■ **Goal**
Find every line with the word "document". Copy those lines.

Records from a collection
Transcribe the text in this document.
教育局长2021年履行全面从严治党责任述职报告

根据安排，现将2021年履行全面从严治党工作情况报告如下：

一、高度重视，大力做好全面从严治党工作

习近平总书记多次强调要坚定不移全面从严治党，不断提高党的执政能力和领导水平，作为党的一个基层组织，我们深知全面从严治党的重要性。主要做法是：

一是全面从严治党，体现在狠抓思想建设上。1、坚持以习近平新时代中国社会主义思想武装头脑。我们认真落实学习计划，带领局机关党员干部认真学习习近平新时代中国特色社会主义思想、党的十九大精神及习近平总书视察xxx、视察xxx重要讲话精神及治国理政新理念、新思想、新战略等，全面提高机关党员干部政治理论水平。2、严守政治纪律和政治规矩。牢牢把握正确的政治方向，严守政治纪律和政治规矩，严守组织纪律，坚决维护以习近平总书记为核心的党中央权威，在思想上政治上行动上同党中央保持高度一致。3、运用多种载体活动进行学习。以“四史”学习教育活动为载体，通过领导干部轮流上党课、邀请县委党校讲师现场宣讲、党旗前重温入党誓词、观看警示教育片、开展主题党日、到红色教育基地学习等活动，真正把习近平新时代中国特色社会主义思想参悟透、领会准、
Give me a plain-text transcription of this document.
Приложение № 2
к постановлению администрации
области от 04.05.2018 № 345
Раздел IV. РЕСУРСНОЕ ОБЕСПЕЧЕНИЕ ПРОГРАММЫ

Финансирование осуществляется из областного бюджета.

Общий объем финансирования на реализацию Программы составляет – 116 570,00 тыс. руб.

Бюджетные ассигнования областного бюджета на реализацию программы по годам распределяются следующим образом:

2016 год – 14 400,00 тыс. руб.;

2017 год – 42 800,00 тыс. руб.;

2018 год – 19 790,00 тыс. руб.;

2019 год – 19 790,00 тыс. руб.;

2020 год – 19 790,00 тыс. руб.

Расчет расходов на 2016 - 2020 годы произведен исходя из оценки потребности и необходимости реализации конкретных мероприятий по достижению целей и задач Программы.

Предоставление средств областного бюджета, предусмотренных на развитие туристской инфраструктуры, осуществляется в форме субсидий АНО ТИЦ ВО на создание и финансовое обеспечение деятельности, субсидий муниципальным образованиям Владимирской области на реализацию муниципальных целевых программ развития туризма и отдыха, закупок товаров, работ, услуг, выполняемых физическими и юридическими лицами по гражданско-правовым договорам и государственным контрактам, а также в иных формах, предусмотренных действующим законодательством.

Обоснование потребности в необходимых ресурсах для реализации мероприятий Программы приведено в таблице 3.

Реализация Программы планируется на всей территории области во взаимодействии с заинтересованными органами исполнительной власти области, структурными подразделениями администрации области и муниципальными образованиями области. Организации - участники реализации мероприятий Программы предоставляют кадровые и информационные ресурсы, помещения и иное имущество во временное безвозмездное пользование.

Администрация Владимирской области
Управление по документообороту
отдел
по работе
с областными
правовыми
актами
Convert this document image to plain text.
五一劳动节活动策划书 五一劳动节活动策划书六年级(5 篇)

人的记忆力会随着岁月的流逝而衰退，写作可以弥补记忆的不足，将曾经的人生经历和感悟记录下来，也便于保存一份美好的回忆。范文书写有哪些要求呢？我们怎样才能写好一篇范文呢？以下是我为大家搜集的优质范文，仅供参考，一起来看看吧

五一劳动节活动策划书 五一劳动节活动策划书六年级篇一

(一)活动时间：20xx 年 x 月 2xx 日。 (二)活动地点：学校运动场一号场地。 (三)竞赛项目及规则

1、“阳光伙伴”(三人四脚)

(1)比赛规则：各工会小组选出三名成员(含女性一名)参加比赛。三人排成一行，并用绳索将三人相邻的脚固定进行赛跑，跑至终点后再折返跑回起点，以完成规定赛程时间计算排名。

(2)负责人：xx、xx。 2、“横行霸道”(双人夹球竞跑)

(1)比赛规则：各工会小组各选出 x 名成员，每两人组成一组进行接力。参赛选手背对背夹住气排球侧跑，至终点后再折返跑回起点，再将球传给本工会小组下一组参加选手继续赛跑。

■ **Task response**
Transcribe the text in this document.
Give me a plain-text transcription of this document.
Convert this document image to plain text.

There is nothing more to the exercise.